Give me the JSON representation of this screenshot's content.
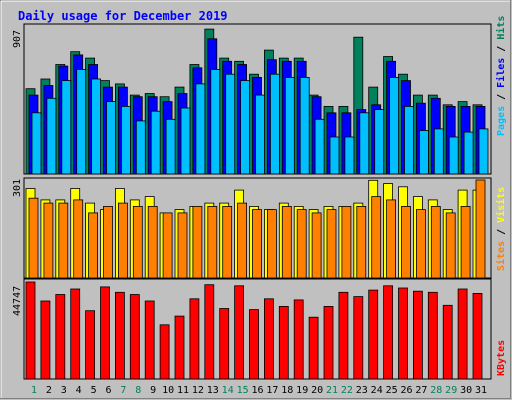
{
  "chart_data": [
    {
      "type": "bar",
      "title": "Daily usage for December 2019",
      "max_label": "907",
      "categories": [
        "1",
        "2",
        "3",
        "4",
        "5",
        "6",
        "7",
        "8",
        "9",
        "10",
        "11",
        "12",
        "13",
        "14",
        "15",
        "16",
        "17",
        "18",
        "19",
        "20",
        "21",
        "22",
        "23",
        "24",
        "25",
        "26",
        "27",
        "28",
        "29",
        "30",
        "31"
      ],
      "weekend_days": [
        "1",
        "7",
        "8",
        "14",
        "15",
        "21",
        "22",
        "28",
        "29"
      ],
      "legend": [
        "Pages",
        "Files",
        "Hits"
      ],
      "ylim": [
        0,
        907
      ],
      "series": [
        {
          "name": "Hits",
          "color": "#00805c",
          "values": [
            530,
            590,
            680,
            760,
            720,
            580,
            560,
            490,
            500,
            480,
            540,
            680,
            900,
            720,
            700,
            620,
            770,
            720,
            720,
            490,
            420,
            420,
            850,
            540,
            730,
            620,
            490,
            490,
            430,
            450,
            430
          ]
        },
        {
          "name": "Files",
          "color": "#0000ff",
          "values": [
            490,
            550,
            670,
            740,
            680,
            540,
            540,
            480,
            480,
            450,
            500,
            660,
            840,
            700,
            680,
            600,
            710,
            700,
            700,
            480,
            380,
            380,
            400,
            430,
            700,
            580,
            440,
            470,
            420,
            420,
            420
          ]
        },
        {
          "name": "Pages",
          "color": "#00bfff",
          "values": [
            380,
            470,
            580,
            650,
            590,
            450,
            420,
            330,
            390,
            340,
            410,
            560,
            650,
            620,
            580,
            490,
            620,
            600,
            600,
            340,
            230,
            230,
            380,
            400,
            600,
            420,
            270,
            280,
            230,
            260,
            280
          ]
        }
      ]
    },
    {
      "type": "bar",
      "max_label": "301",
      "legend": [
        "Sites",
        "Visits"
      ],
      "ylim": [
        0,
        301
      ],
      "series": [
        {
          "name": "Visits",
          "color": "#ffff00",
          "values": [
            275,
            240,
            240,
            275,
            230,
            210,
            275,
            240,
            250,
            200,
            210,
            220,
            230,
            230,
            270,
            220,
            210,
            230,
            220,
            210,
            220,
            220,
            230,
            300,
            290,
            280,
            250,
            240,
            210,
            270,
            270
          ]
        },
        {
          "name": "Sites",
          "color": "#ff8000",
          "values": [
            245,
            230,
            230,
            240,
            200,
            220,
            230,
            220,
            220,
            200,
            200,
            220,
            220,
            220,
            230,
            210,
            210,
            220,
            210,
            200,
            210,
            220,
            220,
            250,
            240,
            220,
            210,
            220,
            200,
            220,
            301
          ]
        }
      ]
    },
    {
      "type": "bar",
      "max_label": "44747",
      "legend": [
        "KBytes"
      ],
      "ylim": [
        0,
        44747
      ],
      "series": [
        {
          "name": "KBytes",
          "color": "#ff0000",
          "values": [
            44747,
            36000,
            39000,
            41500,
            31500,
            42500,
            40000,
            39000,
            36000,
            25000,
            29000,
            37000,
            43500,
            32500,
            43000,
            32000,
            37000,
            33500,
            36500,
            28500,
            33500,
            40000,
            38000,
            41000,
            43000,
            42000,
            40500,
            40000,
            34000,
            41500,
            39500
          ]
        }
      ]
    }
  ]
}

# Requirements
Skip every picture and transcribe the data above exactly.

# Reply
Give me the JSON representation of this screenshot's content.
{
  "chart_data": [
    {
      "type": "bar",
      "title": "Daily usage for December 2019",
      "max_label": "907",
      "categories": [
        "1",
        "2",
        "3",
        "4",
        "5",
        "6",
        "7",
        "8",
        "9",
        "10",
        "11",
        "12",
        "13",
        "14",
        "15",
        "16",
        "17",
        "18",
        "19",
        "20",
        "21",
        "22",
        "23",
        "24",
        "25",
        "26",
        "27",
        "28",
        "29",
        "30",
        "31"
      ],
      "weekend_days": [
        "1",
        "7",
        "8",
        "14",
        "15",
        "21",
        "22",
        "28",
        "29"
      ],
      "legend": [
        "Pages",
        "Files",
        "Hits"
      ],
      "ylim": [
        0,
        907
      ],
      "series": [
        {
          "name": "Hits",
          "color": "#00805c",
          "values": [
            530,
            590,
            680,
            760,
            720,
            580,
            560,
            490,
            500,
            480,
            540,
            680,
            900,
            720,
            700,
            620,
            770,
            720,
            720,
            490,
            420,
            420,
            850,
            540,
            730,
            620,
            490,
            490,
            430,
            450,
            430
          ]
        },
        {
          "name": "Files",
          "color": "#0000ff",
          "values": [
            490,
            550,
            670,
            740,
            680,
            540,
            540,
            480,
            480,
            450,
            500,
            660,
            840,
            700,
            680,
            600,
            710,
            700,
            700,
            480,
            380,
            380,
            400,
            430,
            700,
            580,
            440,
            470,
            420,
            420,
            420
          ]
        },
        {
          "name": "Pages",
          "color": "#00bfff",
          "values": [
            380,
            470,
            580,
            650,
            590,
            450,
            420,
            330,
            390,
            340,
            410,
            560,
            650,
            620,
            580,
            490,
            620,
            600,
            600,
            340,
            230,
            230,
            380,
            400,
            600,
            420,
            270,
            280,
            230,
            260,
            280
          ]
        }
      ]
    },
    {
      "type": "bar",
      "max_label": "301",
      "legend": [
        "Sites",
        "Visits"
      ],
      "ylim": [
        0,
        301
      ],
      "series": [
        {
          "name": "Visits",
          "color": "#ffff00",
          "values": [
            275,
            240,
            240,
            275,
            230,
            210,
            275,
            240,
            250,
            200,
            210,
            220,
            230,
            230,
            270,
            220,
            210,
            230,
            220,
            210,
            220,
            220,
            230,
            300,
            290,
            280,
            250,
            240,
            210,
            270,
            270
          ]
        },
        {
          "name": "Sites",
          "color": "#ff8000",
          "values": [
            245,
            230,
            230,
            240,
            200,
            220,
            230,
            220,
            220,
            200,
            200,
            220,
            220,
            220,
            230,
            210,
            210,
            220,
            210,
            200,
            210,
            220,
            220,
            250,
            240,
            220,
            210,
            220,
            200,
            220,
            301
          ]
        }
      ]
    },
    {
      "type": "bar",
      "max_label": "44747",
      "legend": [
        "KBytes"
      ],
      "ylim": [
        0,
        44747
      ],
      "series": [
        {
          "name": "KBytes",
          "color": "#ff0000",
          "values": [
            44747,
            36000,
            39000,
            41500,
            31500,
            42500,
            40000,
            39000,
            36000,
            25000,
            29000,
            37000,
            43500,
            32500,
            43000,
            32000,
            37000,
            33500,
            36500,
            28500,
            33500,
            40000,
            38000,
            41000,
            43000,
            42000,
            40500,
            40000,
            34000,
            41500,
            39500
          ]
        }
      ]
    }
  ]
}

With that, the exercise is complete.